DOCUMENT SECTION.
* * *
ManlyDad November 21, 2008 at 9:57

Canvas, I’m guessing right now. Either way, it’s a beautiful piece of work. You can pass this down several generations. Keep your written account and photos where your great-grandchildren can find them.

John Carmichael November 21, 2008 at 11:23

My vote is for the traditional canvas. Don’t get me wrong, I love the look of fine woodwork, and to this day I think some of the old Mahogany runabouts of the 30’s and 40’s with their varnished (shellacked) expressed wood, are some of the finest works of art in the maritime world.

But alas, I like the contrast of exterior homogeneous -vs- interior complex presented in such a fine project as you have undertaken.

Either way… your art is your art!

-JC

BigFootTom November 21, 2008 at 17:04

What I’d like to see is your compiled links to your construction pictures. I’ve seen maybe half of them on here, grinning at each exposure to your progress. Thanks for sharing, now could we see the whole sequence?. Have you such a set of links? Maybe with even more pictures? Please, and thanks if you do so.

Steve November 21, 2008 at 23:17

Tom, there are indeed more images although not as many as I should have taken. I’ll be sure to make them available in some format for those that are interested in more detail.

Thanks to all for the kind encouragement.

SJBill November 22, 2008 at 16:50

Steve

You’d make any New England canoe builder proud. Very nice work!
* * *
Recorded data
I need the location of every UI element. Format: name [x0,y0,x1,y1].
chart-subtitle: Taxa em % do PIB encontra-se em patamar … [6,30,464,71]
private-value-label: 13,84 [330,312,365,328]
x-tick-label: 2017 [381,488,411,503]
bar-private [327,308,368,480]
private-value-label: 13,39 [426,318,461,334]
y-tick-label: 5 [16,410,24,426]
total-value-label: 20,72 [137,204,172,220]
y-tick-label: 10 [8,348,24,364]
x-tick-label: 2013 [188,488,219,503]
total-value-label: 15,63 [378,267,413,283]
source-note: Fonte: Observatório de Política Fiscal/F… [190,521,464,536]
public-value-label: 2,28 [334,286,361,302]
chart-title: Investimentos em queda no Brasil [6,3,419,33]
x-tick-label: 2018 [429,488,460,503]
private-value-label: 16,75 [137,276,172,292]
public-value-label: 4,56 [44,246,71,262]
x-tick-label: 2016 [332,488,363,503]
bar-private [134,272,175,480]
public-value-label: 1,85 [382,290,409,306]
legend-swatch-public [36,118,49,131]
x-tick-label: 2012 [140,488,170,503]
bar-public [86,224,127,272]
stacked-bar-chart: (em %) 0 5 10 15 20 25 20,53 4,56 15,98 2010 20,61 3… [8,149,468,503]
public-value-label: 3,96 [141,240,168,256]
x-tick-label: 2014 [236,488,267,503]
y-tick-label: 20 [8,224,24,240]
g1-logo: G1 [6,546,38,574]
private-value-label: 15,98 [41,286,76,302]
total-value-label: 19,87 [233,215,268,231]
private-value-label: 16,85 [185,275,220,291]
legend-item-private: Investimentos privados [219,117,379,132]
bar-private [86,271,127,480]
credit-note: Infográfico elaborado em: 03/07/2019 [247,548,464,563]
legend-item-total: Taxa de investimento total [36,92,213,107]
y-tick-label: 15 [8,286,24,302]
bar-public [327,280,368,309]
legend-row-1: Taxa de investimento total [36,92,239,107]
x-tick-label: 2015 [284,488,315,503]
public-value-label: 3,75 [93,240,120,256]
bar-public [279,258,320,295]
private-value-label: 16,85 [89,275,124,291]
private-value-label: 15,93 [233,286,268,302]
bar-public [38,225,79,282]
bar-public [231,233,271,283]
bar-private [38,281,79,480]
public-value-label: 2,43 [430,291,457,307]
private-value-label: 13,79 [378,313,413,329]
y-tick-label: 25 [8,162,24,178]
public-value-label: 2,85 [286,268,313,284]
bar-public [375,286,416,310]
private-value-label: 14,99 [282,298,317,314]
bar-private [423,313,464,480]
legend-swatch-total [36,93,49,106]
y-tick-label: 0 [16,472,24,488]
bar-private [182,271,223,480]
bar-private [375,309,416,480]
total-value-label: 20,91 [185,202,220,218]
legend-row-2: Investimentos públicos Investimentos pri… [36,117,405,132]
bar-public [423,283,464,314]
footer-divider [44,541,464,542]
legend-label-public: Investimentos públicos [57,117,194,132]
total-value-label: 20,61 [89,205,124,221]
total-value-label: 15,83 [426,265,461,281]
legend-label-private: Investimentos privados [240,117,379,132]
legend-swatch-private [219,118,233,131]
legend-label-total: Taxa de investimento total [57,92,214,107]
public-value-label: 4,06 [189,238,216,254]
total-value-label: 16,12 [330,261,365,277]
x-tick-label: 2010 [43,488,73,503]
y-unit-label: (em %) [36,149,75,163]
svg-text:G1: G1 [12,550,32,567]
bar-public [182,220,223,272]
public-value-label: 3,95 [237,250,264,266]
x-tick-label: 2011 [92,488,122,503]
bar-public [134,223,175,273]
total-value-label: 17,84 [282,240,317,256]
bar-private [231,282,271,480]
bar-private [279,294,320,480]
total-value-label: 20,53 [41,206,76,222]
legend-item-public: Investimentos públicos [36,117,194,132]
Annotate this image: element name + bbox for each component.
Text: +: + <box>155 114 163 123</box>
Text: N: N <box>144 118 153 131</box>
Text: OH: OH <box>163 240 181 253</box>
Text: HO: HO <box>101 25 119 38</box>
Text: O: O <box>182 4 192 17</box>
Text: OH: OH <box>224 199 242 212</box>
* * *
TASK LIST.
#1 Transcribe the stretch of the canoe comment thread from "What I’d like" through "the kind encouragement.".
#2 Continue the comment thread about the canoe build from the point where it stops.
Nothing in the listing is needed here.

OUTPUTS BY TASK.
#1
What I’d like to see is your compiled links to your construction pictures. I’ve seen maybe half of them on here, grinning at each exposure to your progress. Thanks for sharing, now could we see the whole sequence?. Have you such a set of links? Maybe with even more pictures? Please, and thanks if you do so.

Steve November 21, 2008 at 23:17

Tom, there are indeed more images although not as many as I should have taken. I’ll be sure to make them available in some format for those that are interested in more detail.

Thanks to all for the kind encouragement.

#2
Regarding the finish, that’s a prety personal call. Painted canvas is the traditional favorite, and it is renewable.

A close personal friend of mine glassed his boats over the wood and they looked great. The fabric and resin added a lot of weight to the finished product. After a cuppla seasons of trout fishing in the White Mountains, the boat didn’t look quite as “fresh” as when new.

Be advised you’ll need Wellies during the cooler fishing season. Beaching a work of art is not an option if your beaches are of stone.

FIN November 27, 2008 at 0:48

I have a fond memories of fly fishing for trout in a painted canvas canoe on Maligne Lake, Jasper National Park, Alberta CA.

She was heavy to portage, but smooth as silk in the water.

May I suggest Battleship Gray with shadowed numbering?

Cheers,

Fin
(A fellow War Hoover flyer)

Steve November 29, 2008 at 23:49

Fin, you frozen in up there yet? Think I’ll pass on the gray!